Task brief
State the number of lines, and only that number, in which the word "JSON" appears.

[start]

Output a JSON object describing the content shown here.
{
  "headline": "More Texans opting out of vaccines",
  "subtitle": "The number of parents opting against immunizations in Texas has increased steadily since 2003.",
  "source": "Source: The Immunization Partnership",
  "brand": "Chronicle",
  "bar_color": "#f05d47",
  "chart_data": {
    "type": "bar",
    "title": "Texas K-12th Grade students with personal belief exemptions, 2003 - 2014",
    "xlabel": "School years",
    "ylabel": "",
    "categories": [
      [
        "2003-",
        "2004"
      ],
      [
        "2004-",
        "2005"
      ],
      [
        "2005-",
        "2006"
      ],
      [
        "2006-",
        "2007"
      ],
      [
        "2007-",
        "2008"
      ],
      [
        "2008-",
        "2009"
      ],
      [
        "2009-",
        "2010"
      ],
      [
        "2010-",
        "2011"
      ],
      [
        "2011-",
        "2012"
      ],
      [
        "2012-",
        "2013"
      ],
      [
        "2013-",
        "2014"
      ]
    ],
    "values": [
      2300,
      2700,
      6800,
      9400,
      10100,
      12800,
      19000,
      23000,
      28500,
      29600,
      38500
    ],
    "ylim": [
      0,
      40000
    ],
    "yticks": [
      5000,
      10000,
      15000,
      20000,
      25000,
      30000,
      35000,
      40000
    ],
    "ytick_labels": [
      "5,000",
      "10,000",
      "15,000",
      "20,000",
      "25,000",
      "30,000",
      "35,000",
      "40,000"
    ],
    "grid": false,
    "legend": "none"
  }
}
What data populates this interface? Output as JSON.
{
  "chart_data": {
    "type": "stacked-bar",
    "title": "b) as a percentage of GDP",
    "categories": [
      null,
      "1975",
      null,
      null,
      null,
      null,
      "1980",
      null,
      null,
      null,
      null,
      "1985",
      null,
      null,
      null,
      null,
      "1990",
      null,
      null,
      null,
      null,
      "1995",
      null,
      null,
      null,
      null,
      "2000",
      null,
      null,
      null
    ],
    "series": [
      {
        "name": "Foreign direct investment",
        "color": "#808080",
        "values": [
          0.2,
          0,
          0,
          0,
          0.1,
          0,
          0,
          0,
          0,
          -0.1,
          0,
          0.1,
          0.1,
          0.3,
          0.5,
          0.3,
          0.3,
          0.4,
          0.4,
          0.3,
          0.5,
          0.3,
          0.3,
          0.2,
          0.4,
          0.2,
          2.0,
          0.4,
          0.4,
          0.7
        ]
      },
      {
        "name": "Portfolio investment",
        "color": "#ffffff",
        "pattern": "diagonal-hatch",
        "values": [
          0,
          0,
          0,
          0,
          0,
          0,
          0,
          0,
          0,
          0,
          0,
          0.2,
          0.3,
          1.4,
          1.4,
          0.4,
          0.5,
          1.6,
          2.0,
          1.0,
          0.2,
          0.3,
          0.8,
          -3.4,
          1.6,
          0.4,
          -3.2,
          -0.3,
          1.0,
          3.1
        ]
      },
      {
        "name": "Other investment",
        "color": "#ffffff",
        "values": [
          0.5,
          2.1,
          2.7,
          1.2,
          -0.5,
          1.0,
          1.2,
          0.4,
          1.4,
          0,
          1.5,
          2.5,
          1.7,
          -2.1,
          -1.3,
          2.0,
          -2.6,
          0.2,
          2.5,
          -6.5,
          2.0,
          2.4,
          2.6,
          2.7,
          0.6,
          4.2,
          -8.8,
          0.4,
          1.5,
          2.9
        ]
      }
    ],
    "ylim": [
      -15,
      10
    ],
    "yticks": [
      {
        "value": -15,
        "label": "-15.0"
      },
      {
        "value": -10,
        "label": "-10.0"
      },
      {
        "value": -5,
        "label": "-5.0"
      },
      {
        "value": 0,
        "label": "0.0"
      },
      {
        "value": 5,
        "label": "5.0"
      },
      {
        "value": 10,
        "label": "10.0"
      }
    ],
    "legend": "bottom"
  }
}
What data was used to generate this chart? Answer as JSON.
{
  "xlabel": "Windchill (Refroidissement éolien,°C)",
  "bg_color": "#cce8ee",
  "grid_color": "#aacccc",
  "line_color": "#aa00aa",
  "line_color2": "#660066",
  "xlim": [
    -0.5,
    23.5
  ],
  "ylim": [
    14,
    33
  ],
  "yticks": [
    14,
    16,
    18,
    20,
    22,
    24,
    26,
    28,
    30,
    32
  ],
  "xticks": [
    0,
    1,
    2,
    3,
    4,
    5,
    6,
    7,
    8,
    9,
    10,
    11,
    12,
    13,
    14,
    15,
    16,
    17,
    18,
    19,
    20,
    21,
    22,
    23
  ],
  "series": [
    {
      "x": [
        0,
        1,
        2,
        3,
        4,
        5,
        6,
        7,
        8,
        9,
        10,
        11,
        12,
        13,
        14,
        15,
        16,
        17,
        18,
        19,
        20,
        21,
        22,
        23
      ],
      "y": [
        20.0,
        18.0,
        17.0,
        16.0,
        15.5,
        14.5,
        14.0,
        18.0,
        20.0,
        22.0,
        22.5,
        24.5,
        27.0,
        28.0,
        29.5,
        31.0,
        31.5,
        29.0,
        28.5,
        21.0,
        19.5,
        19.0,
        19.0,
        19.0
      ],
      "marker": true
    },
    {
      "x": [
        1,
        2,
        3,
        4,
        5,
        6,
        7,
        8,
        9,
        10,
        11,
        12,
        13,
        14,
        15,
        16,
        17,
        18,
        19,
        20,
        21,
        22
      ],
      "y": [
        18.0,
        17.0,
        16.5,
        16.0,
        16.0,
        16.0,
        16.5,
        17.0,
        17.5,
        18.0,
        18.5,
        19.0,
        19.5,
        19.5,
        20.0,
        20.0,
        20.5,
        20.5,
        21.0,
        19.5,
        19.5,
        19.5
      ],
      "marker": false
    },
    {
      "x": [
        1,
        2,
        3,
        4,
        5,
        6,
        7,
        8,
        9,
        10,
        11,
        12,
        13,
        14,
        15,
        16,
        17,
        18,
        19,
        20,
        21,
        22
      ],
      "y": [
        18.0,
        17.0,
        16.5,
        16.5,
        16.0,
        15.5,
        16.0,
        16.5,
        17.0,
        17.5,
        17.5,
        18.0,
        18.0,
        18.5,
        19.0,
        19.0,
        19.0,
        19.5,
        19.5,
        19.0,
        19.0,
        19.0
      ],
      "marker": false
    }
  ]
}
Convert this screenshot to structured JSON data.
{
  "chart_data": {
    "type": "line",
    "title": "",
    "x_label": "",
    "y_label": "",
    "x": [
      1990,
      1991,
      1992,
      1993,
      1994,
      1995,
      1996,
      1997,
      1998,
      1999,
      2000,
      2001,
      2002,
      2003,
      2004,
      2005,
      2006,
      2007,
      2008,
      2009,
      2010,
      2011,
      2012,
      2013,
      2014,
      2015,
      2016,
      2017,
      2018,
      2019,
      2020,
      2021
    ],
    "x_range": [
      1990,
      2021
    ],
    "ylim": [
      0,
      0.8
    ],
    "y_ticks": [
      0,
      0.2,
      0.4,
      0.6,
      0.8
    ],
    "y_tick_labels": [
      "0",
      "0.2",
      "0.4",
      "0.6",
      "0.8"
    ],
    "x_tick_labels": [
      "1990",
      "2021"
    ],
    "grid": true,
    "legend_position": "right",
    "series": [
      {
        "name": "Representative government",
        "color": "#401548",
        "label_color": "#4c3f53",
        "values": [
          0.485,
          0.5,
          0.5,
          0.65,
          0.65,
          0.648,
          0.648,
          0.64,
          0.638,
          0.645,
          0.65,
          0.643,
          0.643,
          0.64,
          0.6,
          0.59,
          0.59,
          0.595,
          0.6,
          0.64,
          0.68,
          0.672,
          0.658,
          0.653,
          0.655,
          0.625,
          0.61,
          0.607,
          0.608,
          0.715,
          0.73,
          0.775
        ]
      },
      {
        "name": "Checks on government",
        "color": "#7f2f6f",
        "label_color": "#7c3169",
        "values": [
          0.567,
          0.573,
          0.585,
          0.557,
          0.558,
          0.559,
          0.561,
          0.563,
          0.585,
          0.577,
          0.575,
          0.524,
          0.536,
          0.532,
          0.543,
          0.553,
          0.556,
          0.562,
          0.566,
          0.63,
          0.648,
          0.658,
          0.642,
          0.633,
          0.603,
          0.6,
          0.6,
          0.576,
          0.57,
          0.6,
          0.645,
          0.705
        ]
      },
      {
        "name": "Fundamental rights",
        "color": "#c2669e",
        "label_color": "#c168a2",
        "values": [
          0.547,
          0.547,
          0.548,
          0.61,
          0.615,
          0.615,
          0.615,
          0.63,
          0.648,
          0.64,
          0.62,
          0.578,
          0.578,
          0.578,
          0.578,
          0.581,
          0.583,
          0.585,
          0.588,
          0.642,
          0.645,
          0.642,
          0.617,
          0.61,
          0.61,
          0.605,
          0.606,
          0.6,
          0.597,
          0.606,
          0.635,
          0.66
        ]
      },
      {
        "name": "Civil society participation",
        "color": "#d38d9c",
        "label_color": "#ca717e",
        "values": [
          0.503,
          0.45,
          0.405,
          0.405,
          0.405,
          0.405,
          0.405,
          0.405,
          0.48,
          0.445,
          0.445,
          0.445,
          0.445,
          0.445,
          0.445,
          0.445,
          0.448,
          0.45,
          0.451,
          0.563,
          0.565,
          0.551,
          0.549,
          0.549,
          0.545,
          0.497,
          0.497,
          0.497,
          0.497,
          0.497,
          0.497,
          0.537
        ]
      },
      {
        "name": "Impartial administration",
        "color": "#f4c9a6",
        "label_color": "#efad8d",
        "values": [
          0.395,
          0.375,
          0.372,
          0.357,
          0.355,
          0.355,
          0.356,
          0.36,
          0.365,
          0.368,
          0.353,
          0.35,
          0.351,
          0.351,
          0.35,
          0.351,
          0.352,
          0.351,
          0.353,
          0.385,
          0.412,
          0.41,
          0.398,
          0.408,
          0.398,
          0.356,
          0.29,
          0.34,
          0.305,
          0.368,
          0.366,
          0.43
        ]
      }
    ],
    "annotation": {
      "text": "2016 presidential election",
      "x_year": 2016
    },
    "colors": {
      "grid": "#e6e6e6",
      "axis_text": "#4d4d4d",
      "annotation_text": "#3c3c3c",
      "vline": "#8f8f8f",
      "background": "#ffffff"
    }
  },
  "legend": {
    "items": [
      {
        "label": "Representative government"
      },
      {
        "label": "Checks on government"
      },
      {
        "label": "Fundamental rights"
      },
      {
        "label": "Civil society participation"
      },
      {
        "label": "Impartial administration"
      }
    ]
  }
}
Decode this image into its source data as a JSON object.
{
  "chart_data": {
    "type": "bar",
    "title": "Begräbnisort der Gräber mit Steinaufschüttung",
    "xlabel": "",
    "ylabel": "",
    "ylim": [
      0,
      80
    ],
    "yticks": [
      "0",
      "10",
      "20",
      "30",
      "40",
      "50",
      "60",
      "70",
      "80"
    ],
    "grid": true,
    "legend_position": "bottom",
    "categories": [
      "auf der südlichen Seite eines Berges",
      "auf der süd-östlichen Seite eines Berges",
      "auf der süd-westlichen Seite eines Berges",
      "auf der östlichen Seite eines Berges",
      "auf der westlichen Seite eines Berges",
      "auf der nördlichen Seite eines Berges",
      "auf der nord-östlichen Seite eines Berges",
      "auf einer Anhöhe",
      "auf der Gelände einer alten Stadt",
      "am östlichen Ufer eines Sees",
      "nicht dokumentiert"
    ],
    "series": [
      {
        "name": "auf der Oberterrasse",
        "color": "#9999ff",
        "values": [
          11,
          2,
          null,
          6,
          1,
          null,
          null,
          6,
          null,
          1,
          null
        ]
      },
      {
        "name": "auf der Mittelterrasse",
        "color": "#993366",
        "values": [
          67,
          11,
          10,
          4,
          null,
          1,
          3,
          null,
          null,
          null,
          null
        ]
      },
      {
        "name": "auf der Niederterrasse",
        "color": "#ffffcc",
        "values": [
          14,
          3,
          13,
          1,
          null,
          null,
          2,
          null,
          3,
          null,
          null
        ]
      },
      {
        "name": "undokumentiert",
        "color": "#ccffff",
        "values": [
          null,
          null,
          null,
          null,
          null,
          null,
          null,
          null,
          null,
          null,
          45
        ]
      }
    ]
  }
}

[end]

Solved exercise
5